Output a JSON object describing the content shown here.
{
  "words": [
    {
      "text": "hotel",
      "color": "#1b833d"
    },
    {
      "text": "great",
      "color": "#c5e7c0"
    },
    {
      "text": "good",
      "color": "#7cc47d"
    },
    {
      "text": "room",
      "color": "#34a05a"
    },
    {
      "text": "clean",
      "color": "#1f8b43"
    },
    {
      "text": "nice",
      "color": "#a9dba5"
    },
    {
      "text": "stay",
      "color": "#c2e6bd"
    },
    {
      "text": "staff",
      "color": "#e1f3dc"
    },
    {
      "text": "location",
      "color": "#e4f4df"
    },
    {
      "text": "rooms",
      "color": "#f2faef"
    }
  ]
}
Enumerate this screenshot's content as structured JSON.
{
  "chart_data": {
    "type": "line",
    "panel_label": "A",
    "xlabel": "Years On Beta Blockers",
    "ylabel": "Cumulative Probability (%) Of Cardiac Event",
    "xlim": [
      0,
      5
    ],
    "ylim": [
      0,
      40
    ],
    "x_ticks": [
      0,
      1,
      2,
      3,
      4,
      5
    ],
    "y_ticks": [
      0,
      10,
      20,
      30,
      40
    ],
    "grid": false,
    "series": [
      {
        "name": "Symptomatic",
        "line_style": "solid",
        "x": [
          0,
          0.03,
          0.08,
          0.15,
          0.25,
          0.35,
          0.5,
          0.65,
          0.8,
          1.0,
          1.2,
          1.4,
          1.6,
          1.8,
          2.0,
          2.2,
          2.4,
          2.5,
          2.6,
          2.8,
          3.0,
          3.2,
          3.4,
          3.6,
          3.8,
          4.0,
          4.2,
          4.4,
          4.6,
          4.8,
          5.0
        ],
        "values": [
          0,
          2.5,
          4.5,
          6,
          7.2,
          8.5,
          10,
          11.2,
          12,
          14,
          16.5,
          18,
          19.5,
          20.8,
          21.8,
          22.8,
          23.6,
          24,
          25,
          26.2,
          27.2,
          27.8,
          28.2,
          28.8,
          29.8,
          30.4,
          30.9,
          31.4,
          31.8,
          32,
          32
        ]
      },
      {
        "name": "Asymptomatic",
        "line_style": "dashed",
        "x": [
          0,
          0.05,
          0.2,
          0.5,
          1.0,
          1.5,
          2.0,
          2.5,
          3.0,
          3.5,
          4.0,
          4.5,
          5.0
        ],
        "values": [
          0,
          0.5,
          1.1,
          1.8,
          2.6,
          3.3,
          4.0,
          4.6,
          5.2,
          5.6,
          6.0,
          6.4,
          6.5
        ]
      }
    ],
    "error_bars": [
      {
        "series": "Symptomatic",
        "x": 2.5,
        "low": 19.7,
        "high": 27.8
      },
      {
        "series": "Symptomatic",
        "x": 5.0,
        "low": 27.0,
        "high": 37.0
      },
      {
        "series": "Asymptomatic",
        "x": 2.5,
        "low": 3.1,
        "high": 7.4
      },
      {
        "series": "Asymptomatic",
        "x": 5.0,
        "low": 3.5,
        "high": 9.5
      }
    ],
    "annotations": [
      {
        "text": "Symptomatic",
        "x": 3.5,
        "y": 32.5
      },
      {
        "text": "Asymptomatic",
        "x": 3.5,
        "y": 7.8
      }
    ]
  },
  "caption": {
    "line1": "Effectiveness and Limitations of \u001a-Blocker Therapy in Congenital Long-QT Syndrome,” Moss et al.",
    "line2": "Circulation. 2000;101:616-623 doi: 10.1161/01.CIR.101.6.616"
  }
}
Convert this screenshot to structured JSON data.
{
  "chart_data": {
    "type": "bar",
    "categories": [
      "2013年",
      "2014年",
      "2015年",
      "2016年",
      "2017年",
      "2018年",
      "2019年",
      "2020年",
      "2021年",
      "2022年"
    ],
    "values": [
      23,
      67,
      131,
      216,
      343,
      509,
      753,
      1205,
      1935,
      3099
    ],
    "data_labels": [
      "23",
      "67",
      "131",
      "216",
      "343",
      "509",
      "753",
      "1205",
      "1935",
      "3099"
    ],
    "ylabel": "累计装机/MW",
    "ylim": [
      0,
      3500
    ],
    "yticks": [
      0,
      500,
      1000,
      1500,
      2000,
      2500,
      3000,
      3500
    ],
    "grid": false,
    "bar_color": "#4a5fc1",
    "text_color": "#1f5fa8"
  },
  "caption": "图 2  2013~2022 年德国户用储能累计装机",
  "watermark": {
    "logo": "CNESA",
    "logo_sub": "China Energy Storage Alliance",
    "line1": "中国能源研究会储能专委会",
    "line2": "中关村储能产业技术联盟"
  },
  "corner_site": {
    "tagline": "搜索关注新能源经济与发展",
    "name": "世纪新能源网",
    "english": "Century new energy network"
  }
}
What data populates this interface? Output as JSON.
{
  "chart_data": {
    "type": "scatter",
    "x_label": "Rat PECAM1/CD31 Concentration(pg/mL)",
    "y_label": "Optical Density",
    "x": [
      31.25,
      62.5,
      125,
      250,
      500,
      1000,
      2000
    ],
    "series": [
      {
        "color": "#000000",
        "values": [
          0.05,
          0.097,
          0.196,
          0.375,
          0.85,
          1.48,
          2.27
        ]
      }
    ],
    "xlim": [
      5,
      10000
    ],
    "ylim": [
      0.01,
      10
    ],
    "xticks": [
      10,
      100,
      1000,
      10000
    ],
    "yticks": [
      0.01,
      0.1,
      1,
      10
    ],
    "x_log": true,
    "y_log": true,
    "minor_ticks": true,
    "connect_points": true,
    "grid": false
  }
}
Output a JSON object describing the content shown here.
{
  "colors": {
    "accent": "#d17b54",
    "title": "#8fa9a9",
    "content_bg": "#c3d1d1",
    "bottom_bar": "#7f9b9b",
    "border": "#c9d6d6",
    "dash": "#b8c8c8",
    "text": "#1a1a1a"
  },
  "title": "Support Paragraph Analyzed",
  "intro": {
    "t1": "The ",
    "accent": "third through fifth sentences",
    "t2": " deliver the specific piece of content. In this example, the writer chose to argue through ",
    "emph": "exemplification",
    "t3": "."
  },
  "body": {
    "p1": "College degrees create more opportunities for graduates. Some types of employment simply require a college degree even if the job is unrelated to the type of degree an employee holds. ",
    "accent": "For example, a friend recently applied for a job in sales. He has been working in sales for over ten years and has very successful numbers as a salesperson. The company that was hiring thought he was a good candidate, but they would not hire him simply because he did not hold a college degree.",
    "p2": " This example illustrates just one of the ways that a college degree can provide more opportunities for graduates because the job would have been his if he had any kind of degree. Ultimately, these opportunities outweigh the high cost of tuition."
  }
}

» **Task to complete**:
Your answer should be a single number: the count of lines in these records that hold the string "high".

» **Task response**:
5